* [PROVIDED RECORDS]
Start
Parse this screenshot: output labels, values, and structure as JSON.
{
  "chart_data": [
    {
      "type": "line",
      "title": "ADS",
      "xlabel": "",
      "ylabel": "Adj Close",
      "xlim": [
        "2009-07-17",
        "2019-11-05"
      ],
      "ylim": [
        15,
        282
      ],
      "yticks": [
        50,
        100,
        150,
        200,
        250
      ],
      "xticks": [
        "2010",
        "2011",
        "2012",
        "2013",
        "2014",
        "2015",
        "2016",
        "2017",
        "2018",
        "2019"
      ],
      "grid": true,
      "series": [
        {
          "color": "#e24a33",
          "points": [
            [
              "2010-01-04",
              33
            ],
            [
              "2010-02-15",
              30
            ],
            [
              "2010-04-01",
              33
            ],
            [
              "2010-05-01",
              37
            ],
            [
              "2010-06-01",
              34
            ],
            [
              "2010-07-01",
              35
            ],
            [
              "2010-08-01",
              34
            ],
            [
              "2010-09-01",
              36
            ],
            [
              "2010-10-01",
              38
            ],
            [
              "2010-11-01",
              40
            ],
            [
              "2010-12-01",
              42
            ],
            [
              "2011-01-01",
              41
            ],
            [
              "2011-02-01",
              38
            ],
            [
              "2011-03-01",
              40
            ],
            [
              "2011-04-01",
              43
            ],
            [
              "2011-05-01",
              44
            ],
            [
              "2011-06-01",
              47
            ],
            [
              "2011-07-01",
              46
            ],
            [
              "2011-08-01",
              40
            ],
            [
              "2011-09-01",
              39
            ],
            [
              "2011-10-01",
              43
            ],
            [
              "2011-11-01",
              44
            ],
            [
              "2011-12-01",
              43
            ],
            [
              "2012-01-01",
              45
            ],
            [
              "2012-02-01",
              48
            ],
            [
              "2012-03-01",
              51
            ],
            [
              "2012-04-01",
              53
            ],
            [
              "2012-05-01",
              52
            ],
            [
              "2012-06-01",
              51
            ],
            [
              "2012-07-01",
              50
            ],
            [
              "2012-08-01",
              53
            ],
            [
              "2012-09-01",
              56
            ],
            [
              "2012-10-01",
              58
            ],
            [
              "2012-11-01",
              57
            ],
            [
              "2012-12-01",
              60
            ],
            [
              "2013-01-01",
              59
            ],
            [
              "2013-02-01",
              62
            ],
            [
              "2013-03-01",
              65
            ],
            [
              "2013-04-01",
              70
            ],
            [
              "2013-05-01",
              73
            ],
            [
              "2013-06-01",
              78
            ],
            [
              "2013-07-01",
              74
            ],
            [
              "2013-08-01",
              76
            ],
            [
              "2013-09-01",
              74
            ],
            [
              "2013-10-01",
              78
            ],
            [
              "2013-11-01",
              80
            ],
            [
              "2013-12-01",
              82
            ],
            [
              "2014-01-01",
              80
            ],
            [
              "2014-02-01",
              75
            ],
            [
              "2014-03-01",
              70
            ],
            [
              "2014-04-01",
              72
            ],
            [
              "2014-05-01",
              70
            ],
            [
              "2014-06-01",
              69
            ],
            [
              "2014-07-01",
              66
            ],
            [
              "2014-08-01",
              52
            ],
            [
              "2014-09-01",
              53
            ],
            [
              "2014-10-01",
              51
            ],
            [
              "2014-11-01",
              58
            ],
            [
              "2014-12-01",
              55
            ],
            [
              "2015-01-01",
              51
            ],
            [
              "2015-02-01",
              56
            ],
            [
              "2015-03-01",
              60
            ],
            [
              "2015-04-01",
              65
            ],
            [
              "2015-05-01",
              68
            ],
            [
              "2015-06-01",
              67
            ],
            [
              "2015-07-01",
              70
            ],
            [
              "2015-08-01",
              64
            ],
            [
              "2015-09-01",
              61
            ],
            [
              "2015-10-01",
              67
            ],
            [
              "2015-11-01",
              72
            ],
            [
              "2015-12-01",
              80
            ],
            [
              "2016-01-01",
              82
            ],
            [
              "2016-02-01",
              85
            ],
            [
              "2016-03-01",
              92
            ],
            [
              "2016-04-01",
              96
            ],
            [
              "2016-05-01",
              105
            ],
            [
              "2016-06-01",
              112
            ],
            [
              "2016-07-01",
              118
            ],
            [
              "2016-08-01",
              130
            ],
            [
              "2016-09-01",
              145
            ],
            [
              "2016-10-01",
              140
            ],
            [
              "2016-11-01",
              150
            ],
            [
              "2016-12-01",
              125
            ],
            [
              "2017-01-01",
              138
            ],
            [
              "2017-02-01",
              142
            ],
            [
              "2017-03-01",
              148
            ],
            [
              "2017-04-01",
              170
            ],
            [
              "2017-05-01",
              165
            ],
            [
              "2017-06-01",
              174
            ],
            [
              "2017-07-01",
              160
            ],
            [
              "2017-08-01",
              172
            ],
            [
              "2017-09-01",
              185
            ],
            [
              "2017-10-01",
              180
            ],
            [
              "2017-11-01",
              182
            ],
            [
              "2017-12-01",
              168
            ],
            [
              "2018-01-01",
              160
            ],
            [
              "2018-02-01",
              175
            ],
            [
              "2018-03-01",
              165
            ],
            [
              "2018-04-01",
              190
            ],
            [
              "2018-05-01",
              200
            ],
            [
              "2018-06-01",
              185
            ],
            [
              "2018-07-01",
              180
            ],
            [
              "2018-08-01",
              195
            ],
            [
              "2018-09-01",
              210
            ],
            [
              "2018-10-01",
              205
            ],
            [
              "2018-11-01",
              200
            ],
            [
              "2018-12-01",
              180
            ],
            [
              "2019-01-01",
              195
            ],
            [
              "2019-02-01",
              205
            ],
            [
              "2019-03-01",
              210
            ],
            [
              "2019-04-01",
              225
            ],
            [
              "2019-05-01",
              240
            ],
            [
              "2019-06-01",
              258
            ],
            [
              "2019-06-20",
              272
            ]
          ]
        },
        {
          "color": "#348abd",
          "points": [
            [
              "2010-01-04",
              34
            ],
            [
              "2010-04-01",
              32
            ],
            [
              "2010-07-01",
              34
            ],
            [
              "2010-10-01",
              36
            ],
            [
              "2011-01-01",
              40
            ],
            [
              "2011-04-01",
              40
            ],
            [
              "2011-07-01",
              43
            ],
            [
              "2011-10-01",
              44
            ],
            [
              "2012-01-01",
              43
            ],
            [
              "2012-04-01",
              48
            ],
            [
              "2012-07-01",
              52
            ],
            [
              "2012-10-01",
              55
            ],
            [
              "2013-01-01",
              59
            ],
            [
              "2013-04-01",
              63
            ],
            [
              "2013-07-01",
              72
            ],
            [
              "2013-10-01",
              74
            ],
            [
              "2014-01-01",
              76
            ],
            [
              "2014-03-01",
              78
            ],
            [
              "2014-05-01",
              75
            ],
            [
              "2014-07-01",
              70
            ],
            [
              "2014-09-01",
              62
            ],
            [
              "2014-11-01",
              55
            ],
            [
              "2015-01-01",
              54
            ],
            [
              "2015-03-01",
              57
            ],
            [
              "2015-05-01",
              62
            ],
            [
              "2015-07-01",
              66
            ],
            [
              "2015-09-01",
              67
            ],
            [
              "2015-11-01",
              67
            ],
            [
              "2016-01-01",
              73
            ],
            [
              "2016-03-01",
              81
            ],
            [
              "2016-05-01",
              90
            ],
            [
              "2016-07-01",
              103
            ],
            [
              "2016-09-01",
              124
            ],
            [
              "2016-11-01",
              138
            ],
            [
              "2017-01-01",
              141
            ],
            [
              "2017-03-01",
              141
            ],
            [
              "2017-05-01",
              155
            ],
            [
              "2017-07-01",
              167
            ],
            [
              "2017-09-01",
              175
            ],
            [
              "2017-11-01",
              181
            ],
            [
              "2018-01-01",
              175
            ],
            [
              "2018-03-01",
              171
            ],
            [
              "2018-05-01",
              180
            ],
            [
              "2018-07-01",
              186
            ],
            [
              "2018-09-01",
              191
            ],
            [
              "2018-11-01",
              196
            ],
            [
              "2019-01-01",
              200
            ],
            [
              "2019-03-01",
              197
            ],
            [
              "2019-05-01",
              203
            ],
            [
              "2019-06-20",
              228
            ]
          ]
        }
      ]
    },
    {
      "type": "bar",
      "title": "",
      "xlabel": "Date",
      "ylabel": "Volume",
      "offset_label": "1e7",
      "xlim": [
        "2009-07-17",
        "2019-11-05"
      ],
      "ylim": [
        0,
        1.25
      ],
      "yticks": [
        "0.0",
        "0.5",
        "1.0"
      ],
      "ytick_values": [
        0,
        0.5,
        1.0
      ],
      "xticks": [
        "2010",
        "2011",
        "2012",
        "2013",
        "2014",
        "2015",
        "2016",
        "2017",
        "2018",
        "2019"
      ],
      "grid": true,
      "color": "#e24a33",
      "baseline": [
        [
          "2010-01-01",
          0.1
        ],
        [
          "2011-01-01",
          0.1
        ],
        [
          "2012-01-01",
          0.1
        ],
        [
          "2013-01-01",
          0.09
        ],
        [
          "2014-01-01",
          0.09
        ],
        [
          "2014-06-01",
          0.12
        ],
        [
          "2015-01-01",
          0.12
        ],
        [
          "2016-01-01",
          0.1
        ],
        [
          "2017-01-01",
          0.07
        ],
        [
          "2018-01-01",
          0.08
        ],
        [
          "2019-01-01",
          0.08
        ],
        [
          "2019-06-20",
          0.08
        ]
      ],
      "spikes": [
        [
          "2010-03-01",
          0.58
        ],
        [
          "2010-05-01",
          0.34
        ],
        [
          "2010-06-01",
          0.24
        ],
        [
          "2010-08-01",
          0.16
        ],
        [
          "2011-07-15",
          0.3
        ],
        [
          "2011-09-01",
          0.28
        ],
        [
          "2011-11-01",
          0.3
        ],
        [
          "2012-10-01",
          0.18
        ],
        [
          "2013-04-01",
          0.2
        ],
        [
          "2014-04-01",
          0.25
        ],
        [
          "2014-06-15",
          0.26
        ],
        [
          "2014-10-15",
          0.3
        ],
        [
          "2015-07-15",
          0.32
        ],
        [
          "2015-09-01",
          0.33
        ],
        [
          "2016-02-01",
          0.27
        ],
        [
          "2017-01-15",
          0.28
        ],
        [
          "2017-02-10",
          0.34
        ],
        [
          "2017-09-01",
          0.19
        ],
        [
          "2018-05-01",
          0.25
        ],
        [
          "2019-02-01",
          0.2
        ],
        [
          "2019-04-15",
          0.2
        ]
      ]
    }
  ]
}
End
* [WHAT IS BEING ASKED]
Pick out every line above that holds the word "color" and copy it.

* [WRITTEN SOLUTION]
          "color": "#e24a33",
          "color": "#348abd",
      "color": "#e24a33",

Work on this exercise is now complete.